EXERCISE INSTRUCTIONS = Repeat the whole of the data, keeping every detail the same.

PROVIDED DATA =
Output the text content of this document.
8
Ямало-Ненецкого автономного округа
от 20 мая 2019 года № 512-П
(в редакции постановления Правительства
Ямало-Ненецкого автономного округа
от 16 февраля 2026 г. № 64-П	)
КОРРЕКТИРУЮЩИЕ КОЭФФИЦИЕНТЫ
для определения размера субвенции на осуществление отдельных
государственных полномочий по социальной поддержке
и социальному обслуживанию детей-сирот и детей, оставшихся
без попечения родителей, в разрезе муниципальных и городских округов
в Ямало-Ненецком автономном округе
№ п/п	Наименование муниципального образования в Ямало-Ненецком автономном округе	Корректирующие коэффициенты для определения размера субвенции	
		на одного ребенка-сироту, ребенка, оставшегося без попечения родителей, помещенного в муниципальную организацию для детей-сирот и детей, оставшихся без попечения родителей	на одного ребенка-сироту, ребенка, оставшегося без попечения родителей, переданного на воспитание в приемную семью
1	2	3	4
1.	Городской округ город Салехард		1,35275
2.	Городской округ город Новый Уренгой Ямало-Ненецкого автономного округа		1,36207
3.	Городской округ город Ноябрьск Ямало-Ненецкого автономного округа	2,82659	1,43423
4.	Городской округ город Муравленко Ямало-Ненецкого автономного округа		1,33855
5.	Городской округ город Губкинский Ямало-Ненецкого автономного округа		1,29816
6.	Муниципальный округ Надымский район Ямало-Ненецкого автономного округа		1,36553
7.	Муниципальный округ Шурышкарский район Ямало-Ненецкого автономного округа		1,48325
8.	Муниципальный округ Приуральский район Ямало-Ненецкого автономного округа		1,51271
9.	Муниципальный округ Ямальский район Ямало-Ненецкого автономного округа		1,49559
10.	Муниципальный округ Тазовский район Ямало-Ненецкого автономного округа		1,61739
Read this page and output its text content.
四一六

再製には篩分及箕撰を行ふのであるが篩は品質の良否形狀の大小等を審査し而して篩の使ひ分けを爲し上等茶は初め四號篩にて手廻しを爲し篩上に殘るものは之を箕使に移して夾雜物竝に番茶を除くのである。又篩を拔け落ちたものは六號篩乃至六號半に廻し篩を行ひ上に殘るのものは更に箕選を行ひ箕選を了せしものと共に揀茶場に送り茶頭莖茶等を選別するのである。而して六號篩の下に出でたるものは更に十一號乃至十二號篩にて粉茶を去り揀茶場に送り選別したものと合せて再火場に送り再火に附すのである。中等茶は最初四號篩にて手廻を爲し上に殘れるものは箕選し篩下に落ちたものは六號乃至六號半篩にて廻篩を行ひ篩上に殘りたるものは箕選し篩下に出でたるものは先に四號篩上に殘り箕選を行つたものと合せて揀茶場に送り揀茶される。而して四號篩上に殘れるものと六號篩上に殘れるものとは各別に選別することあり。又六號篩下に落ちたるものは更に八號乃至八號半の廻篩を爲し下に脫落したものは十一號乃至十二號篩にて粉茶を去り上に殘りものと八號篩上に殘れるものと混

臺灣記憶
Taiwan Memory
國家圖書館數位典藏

FINISHED EXERCISE =
Output the text content of this document.
8
Ямало-Ненецкого автономного округа
от 20 мая 2019 года № 512-П
(в редакции постановления Правительства
Ямало-Ненецкого автономного округа
от 16 февраля 2026 г. № 64-П	)
КОРРЕКТИРУЮЩИЕ КОЭФФИЦИЕНТЫ
для определения размера субвенции на осуществление отдельных
государственных полномочий по социальной поддержке
и социальному обслуживанию детей-сирот и детей, оставшихся
без попечения родителей, в разрезе муниципальных и городских округов
в Ямало-Ненецком автономном округе
№ п/п	Наименование муниципального образования в Ямало-Ненецком автономном округе	Корректирующие коэффициенты для определения размера субвенции	
		на одного ребенка-сироту, ребенка, оставшегося без попечения родителей, помещенного в муниципальную организацию для детей-сирот и детей, оставшихся без попечения родителей	на одного ребенка-сироту, ребенка, оставшегося без попечения родителей, переданного на воспитание в приемную семью
1	2	3	4
1.	Городской округ город Салехард		1,35275
2.	Городской округ город Новый Уренгой Ямало-Ненецкого автономного округа		1,36207
3.	Городской округ город Ноябрьск Ямало-Ненецкого автономного округа	2,82659	1,43423
4.	Городской округ город Муравленко Ямало-Ненецкого автономного округа		1,33855
5.	Городской округ город Губкинский Ямало-Ненецкого автономного округа		1,29816
6.	Муниципальный округ Надымский район Ямало-Ненецкого автономного округа		1,36553
7.	Муниципальный округ Шурышкарский район Ямало-Ненецкого автономного округа		1,48325
8.	Муниципальный округ Приуральский район Ямало-Ненецкого автономного округа		1,51271
9.	Муниципальный округ Ямальский район Ямало-Ненецкого автономного округа		1,49559
10.	Муниципальный округ Тазовский район Ямало-Ненецкого автономного округа		1,61739
Read this page and output its text content.
四一六

再製には篩分及箕撰を行ふのであるが篩は品質の良否形狀の大小等を審査し而して篩の使ひ分けを爲し上等茶は初め四號篩にて手廻しを爲し篩上に殘るものは之を箕使に移して夾雜物竝に番茶を除くのである。又篩を拔け落ちたものは六號篩乃至六號半に廻し篩を行ひ上に殘るのものは更に箕選を行ひ箕選を了せしものと共に揀茶場に送り茶頭莖茶等を選別するのである。而して六號篩の下に出でたるものは更に十一號乃至十二號篩にて粉茶を去り揀茶場に送り選別したものと合せて再火場に送り再火に附すのである。中等茶は最初四號篩にて手廻を爲し上に殘れるものは箕選し篩下に落ちたものは六號乃至六號半篩にて廻篩を行ひ篩上に殘りたるものは箕選し篩下に出でたるものは先に四號篩上に殘り箕選を行つたものと合せて揀茶場に送り揀茶される。而して四號篩上に殘れるものと六號篩上に殘れるものとは各別に選別することあり。又六號篩下に落ちたるものは更に八號乃至八號半の廻篩を爲し下に脫落したものは十一號乃至十二號篩にて粉茶を去り上に殘りものと八號篩上に殘れるものと混

臺灣記憶
Taiwan Memory
國家圖書館數位典藏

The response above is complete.